GOAL: Below are the records; copy each line in them that holds the word "trading".
** START OF RECORD LIST **
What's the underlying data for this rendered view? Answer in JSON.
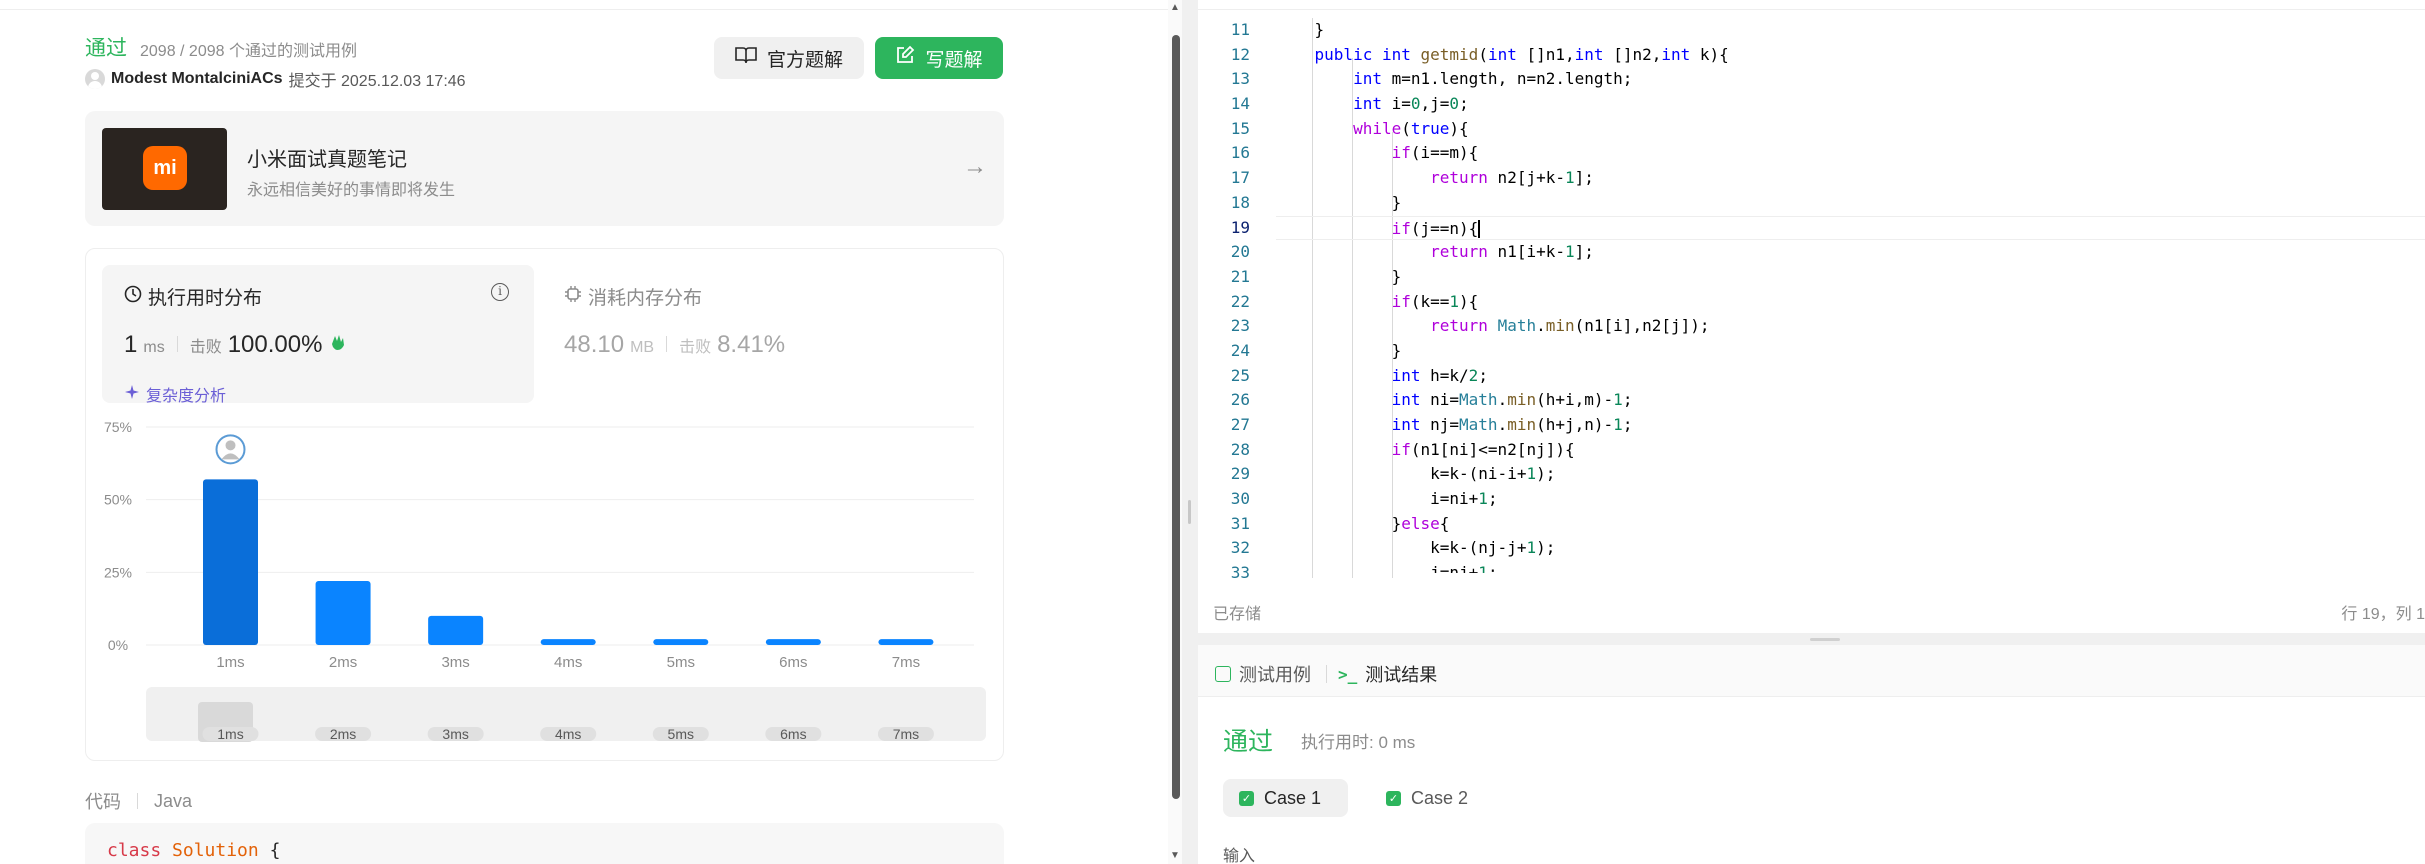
{
  "submission": {
    "status": "通过",
    "tests_passed": "2098 / 2098 个通过的测试用例",
    "author": "Modest MontalciniACs",
    "submitted_at": "提交于 2025.12.03 17:46",
    "official_solution_label": "官方题解",
    "write_solution_label": "写题解"
  },
  "promo": {
    "logo_text": "mi",
    "title": "小米面试真题笔记",
    "subtitle": "永远相信美好的事情即将发生"
  },
  "runtime": {
    "title": "执行用时分布",
    "value": "1",
    "unit": "ms",
    "beats_label": "击败",
    "beats_value": "100.00%",
    "complexity_label": "复杂度分析"
  },
  "memory": {
    "title": "消耗内存分布",
    "value": "48.10",
    "unit": "MB",
    "beats_label": "击败",
    "beats_value": "8.41%"
  },
  "chart_data": {
    "type": "bar",
    "categories": [
      "1ms",
      "2ms",
      "3ms",
      "4ms",
      "5ms",
      "6ms",
      "7ms"
    ],
    "values": [
      57,
      22,
      10,
      2,
      2,
      2,
      2
    ],
    "y_ticks": [
      "75%",
      "50%",
      "25%",
      "0%"
    ],
    "ylim": [
      0,
      75
    ],
    "highlight_index": 0,
    "bar_color": "#0a84ff",
    "highlight_color": "#0a6ed9",
    "brush_labels": [
      "1ms",
      "2ms",
      "3ms",
      "4ms",
      "5ms",
      "6ms",
      "7ms"
    ],
    "grid": true
  },
  "code_section": {
    "label": "代码",
    "language": "Java",
    "first_line_kw": "class",
    "first_line_name": "Solution",
    "first_line_rest": " {"
  },
  "editor": {
    "line_numbers": [
      "11",
      "12",
      "13",
      "14",
      "15",
      "16",
      "17",
      "18",
      "19",
      "20",
      "21",
      "22",
      "23",
      "24",
      "25",
      "26",
      "27",
      "28",
      "29",
      "30",
      "31",
      "32",
      "33"
    ],
    "active_line": "19",
    "saved_label": "已存储",
    "cursor_label": "行 19，列 1"
  },
  "tests": {
    "tab_cases": "测试用例",
    "tab_results": "测试结果",
    "result_status": "通过",
    "result_time": "执行用时: 0 ms",
    "case1": "Case 1",
    "case2": "Case 2",
    "input_label": "输入"
  }
}
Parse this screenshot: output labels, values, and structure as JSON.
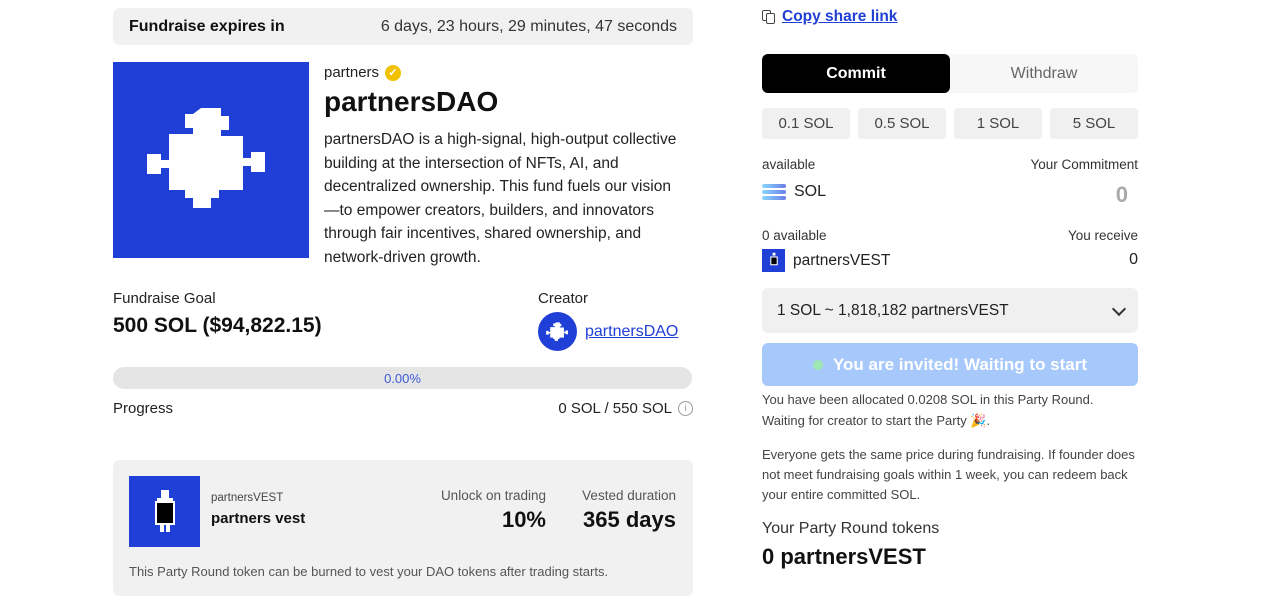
{
  "fundraise": {
    "expires_label": "Fundraise expires in",
    "expires_value": "6 days, 23 hours, 29 minutes, 47 seconds"
  },
  "project": {
    "owner": "partners",
    "name": "partnersDAO",
    "description": "partnersDAO is a high-signal, high-output collective building at the intersection of NFTs, AI, and decentralized ownership. This fund fuels our vision—to empower creators, builders, and innovators through fair incentives, shared ownership, and network-driven growth.",
    "goal_label": "Fundraise Goal",
    "goal_value": "500 SOL ($94,822.15)",
    "creator_label": "Creator",
    "creator_name": "partnersDAO",
    "progress_fraction": 0.0,
    "progress_percent": "0.00%",
    "progress_label": "Progress",
    "progress_value": "0 SOL / 550 SOL"
  },
  "vest": {
    "symbol": "partnersVEST",
    "name": "partners vest",
    "unlock_label": "Unlock on trading",
    "unlock_value": "10%",
    "vested_label": "Vested duration",
    "vested_value": "365 days",
    "note": "This Party Round token can be burned to vest your DAO tokens after trading starts."
  },
  "share": {
    "label": "Copy share link"
  },
  "trade": {
    "tabs": [
      "Commit",
      "Withdraw"
    ],
    "amounts": [
      "0.1 SOL",
      "0.5 SOL",
      "1 SOL",
      "5 SOL"
    ],
    "available_label": "available",
    "commitment_label": "Your Commitment",
    "sol_label": "SOL",
    "commitment_value": "0",
    "available2_label": "0 available",
    "receive_label": "You receive",
    "vest_token": "partnersVEST",
    "receive_value": "0",
    "rate": "1 SOL ~ 1,818,182 partnersVEST",
    "invite_button": "You are invited! Waiting to start",
    "alloc_note_1": "You have been allocated 0.0208 SOL in this Party Round.",
    "alloc_note_2": "Waiting for creator to start the Party 🎉.",
    "price_note": "Everyone gets the same price during fundraising. If founder does not meet fundraising goals within 1 week, you can redeem back your entire committed SOL.",
    "tokens_label": "Your Party Round tokens",
    "tokens_value": "0 partnersVEST"
  },
  "colors": {
    "brand_blue": "#1f3fd6",
    "invite_button": "#a6c8fb",
    "active_tab": "#000000"
  }
}
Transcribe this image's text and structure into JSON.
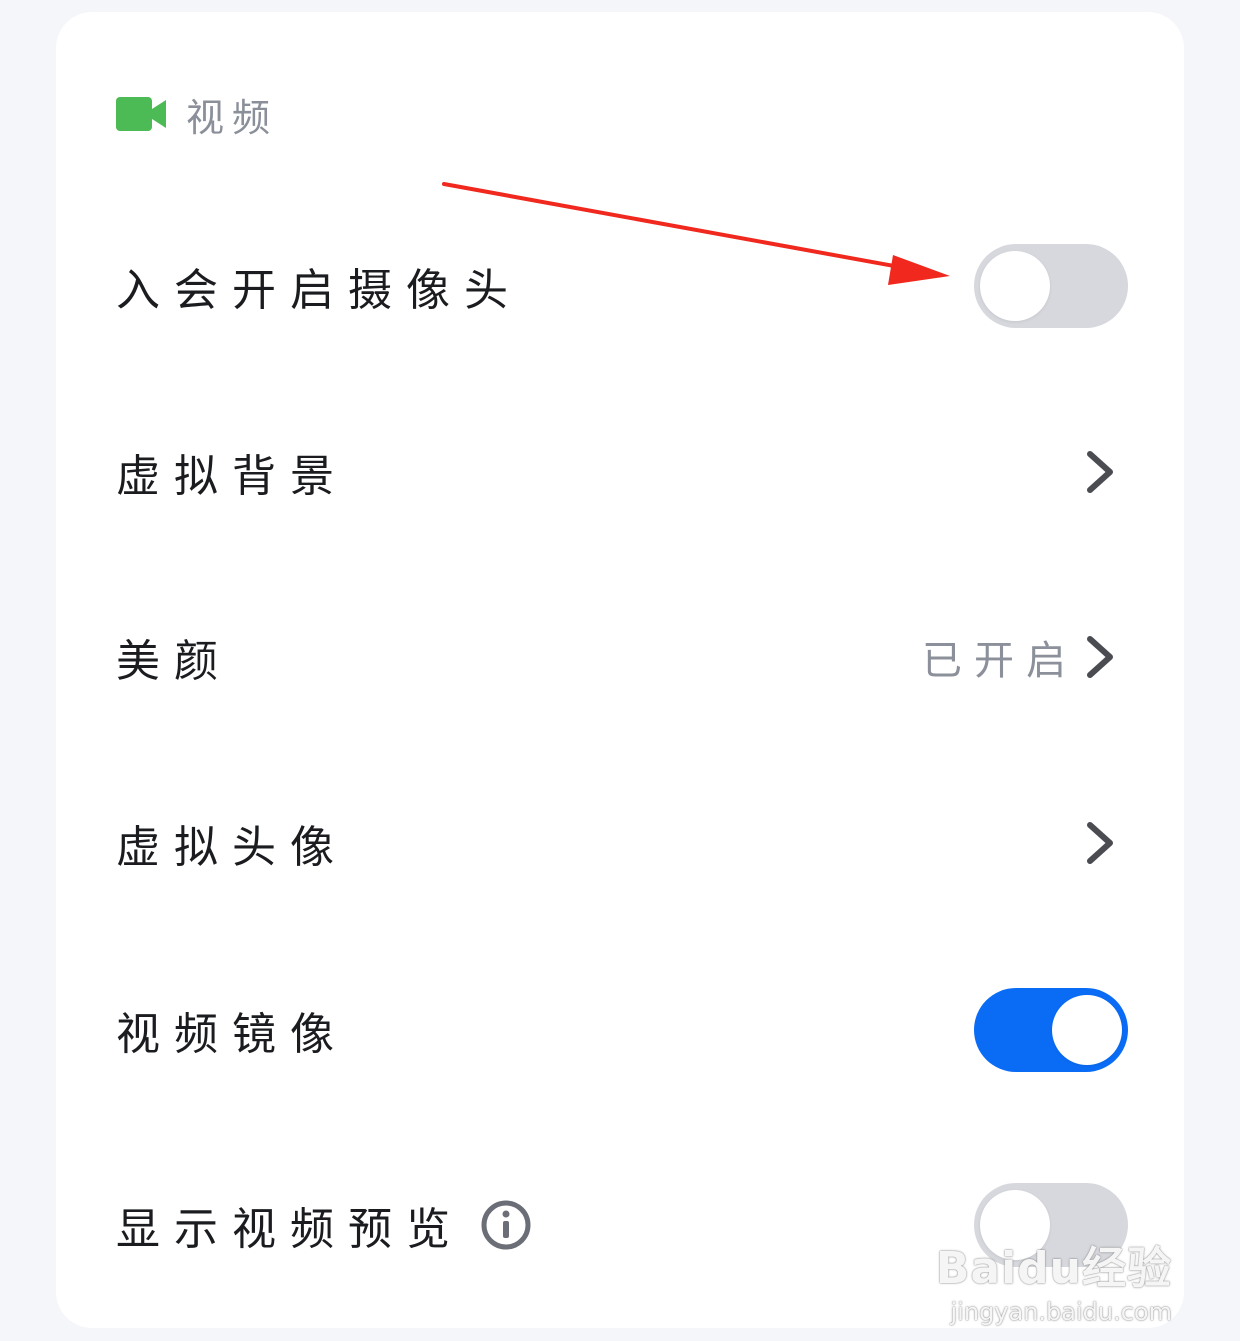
{
  "section": {
    "title": "视频",
    "icon": "video-camera-icon",
    "icon_color": "#4cbb55"
  },
  "rows": [
    {
      "label": "入会开启摄像头",
      "control": "toggle",
      "state": "off"
    },
    {
      "label": "虚拟背景",
      "control": "chevron"
    },
    {
      "label": "美颜",
      "control": "chevron",
      "value": "已开启"
    },
    {
      "label": "虚拟头像",
      "control": "chevron"
    },
    {
      "label": "视频镜像",
      "control": "toggle",
      "state": "on"
    },
    {
      "label": "显示视频预览",
      "control": "toggle",
      "state": "off",
      "extra_icon": "info-icon"
    }
  ],
  "colors": {
    "toggle_on": "#0a6cf5",
    "toggle_off": "#d6d8dd",
    "annotation_arrow": "#f0281e"
  },
  "watermark": {
    "logo": "Baidu经验",
    "url": "jingyan.baidu.com"
  }
}
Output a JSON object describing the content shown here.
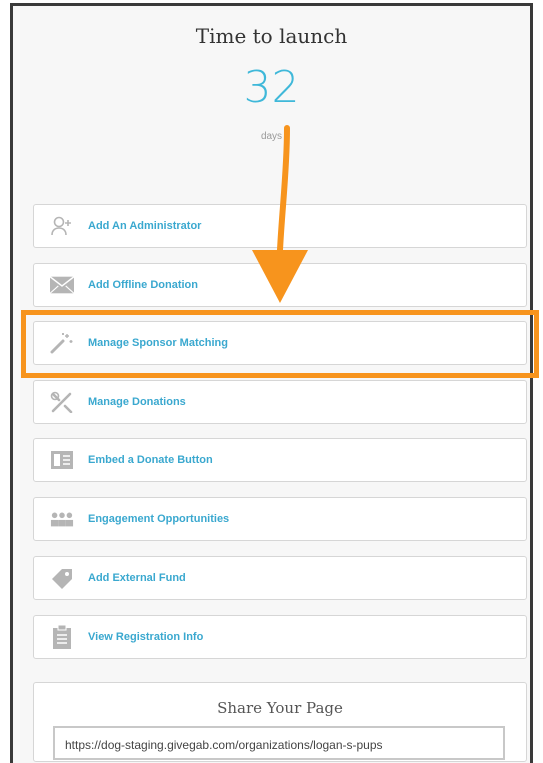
{
  "header": {
    "title": "Time to launch",
    "countdown_value": "32",
    "countdown_unit": "days"
  },
  "menu": {
    "items": [
      {
        "label": "Add An Administrator",
        "icon": "add-user-icon"
      },
      {
        "label": "Add Offline Donation",
        "icon": "envelope-icon"
      },
      {
        "label": "Manage Sponsor Matching",
        "icon": "magic-wand-icon",
        "highlighted": true
      },
      {
        "label": "Manage Donations",
        "icon": "tools-icon"
      },
      {
        "label": "Embed a Donate Button",
        "icon": "embed-icon"
      },
      {
        "label": "Engagement Opportunities",
        "icon": "group-icon"
      },
      {
        "label": "Add External Fund",
        "icon": "tag-icon"
      },
      {
        "label": "View Registration Info",
        "icon": "clipboard-icon"
      }
    ]
  },
  "share": {
    "title": "Share Your Page",
    "url": "https://dog-staging.givegab.com/organizations/logan-s-pups"
  },
  "colors": {
    "accent": "#3fb8d9",
    "link": "#3aa8cf",
    "highlight": "#f7941d",
    "icon_gray": "#b5b5b5"
  }
}
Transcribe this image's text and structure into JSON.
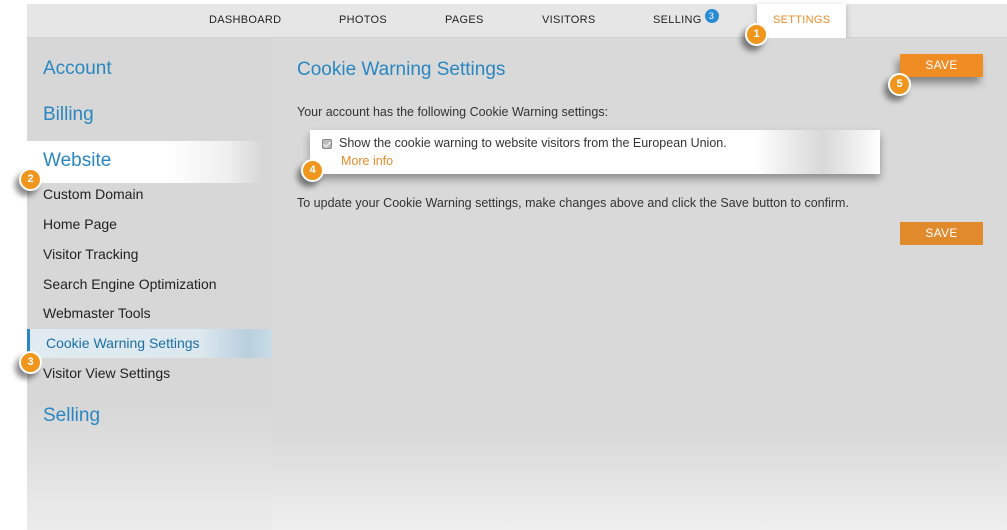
{
  "topnav": {
    "items": [
      {
        "label": "DASHBOARD"
      },
      {
        "label": "PHOTOS"
      },
      {
        "label": "PAGES"
      },
      {
        "label": "VISITORS"
      },
      {
        "label": "SELLING",
        "badge": "3"
      },
      {
        "label": "SETTINGS",
        "active": true
      }
    ]
  },
  "sidebar": {
    "headings": {
      "account": "Account",
      "billing": "Billing",
      "website": "Website",
      "selling": "Selling"
    },
    "items": [
      {
        "label": "Custom Domain"
      },
      {
        "label": "Home Page"
      },
      {
        "label": "Visitor Tracking"
      },
      {
        "label": "Search Engine Optimization"
      },
      {
        "label": "Webmaster Tools"
      },
      {
        "label": "Cookie Warning Settings",
        "active": true
      },
      {
        "label": "Visitor View Settings"
      }
    ]
  },
  "main": {
    "title": "Cookie Warning Settings",
    "intro": "Your account has the following Cookie Warning settings:",
    "cookie_option": {
      "checked": true,
      "label": "Show the cookie warning to website visitors from the European Union.",
      "more_info": "More info"
    },
    "update_text": "To update your Cookie Warning settings, make changes above and click the Save button to confirm.",
    "save_label": "SAVE"
  },
  "callouts": [
    "1",
    "2",
    "3",
    "4",
    "5"
  ],
  "colors": {
    "accent_orange": "#e98d2a",
    "link_blue": "#2a87c1",
    "badge_blue": "#2a8ad4"
  }
}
** END OF RECORD LIST **
COMPLETED EXERCISE:
    "unlock_label": "Unlock on trading",
    "note": "This Party Round token can be burned to vest your DAO tokens after trading starts."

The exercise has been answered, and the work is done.